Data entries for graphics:

--- BEGIN ---

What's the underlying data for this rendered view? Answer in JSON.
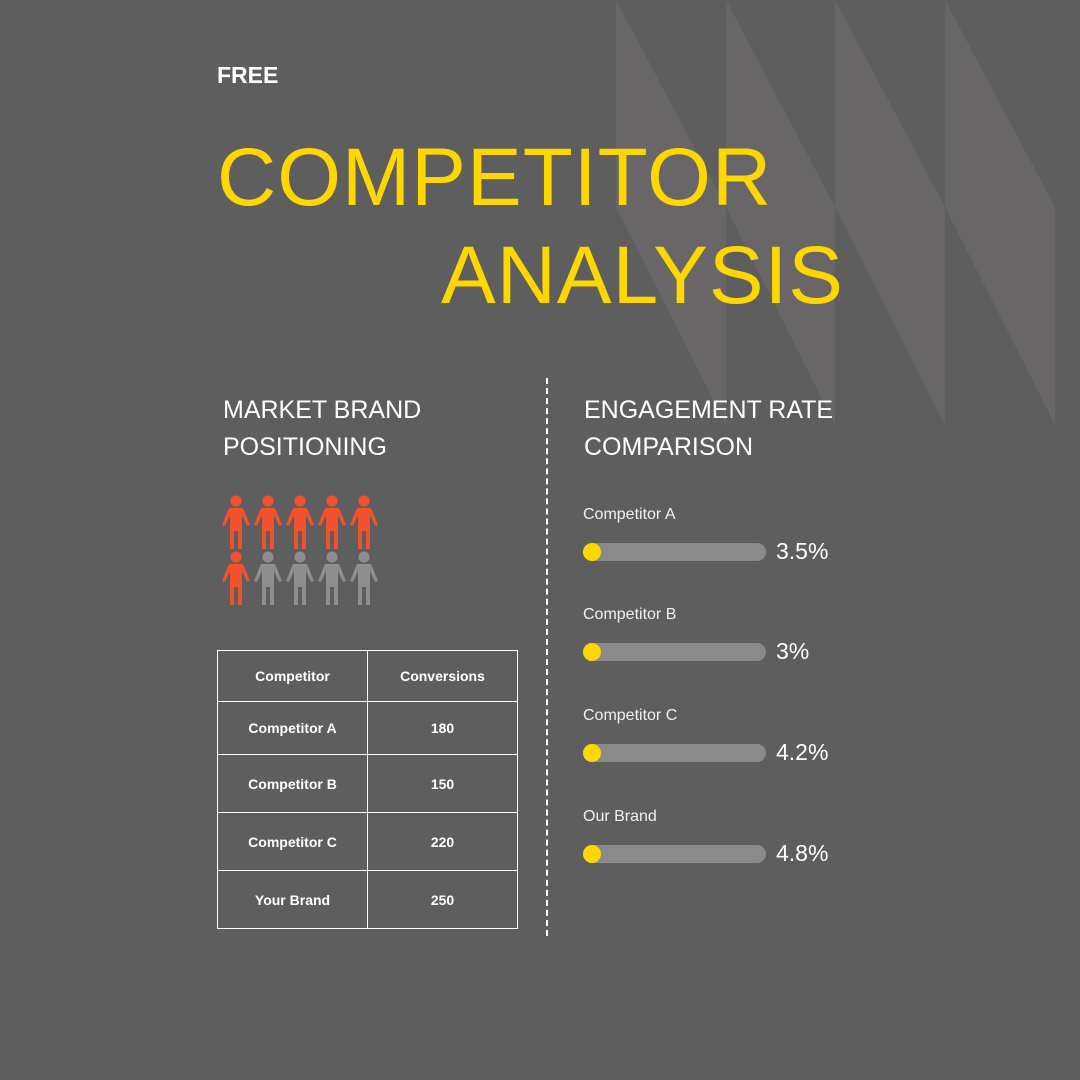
{
  "colors": {
    "background": "#5e5e5e",
    "pattern": "#686667",
    "accent": "#ffd700",
    "highlight_person": "#f0522e",
    "muted_person": "#8e8e8e"
  },
  "tag": "FREE",
  "title": {
    "line1": "COMPETITOR",
    "line2": "ANALYSIS"
  },
  "left": {
    "heading": {
      "line1": "MARKET BRAND",
      "line2": "POSITIONING"
    },
    "people": {
      "total": 10,
      "highlighted": 6
    },
    "table": {
      "headers": [
        "Competitor",
        "Conversions"
      ],
      "rows": [
        [
          "Competitor A",
          "180"
        ],
        [
          "Competitor B",
          "150"
        ],
        [
          "Competitor C",
          "220"
        ],
        [
          "Your Brand",
          "250"
        ]
      ]
    }
  },
  "right": {
    "heading": {
      "line1": "ENGAGEMENT RATE",
      "line2": "COMPARISON"
    },
    "items": [
      {
        "label": "Competitor A",
        "value": "3.5%"
      },
      {
        "label": "Competitor B",
        "value": "3%"
      },
      {
        "label": "Competitor C",
        "value": "4.2%"
      },
      {
        "label": "Our Brand",
        "value": "4.8%"
      }
    ]
  }
}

--- END ---

- **Your objective**
Except for the pictures, print the data above exactly.

- **Full solution**
What's the underlying data for this rendered view? Answer in JSON.
{
  "colors": {
    "background": "#5e5e5e",
    "pattern": "#686667",
    "accent": "#ffd700",
    "highlight_person": "#f0522e",
    "muted_person": "#8e8e8e"
  },
  "tag": "FREE",
  "title": {
    "line1": "COMPETITOR",
    "line2": "ANALYSIS"
  },
  "left": {
    "heading": {
      "line1": "MARKET BRAND",
      "line2": "POSITIONING"
    },
    "people": {
      "total": 10,
      "highlighted": 6
    },
    "table": {
      "headers": [
        "Competitor",
        "Conversions"
      ],
      "rows": [
        [
          "Competitor A",
          "180"
        ],
        [
          "Competitor B",
          "150"
        ],
        [
          "Competitor C",
          "220"
        ],
        [
          "Your Brand",
          "250"
        ]
      ]
    }
  },
  "right": {
    "heading": {
      "line1": "ENGAGEMENT RATE",
      "line2": "COMPARISON"
    },
    "items": [
      {
        "label": "Competitor A",
        "value": "3.5%"
      },
      {
        "label": "Competitor B",
        "value": "3%"
      },
      {
        "label": "Competitor C",
        "value": "4.2%"
      },
      {
        "label": "Our Brand",
        "value": "4.8%"
      }
    ]
  }
}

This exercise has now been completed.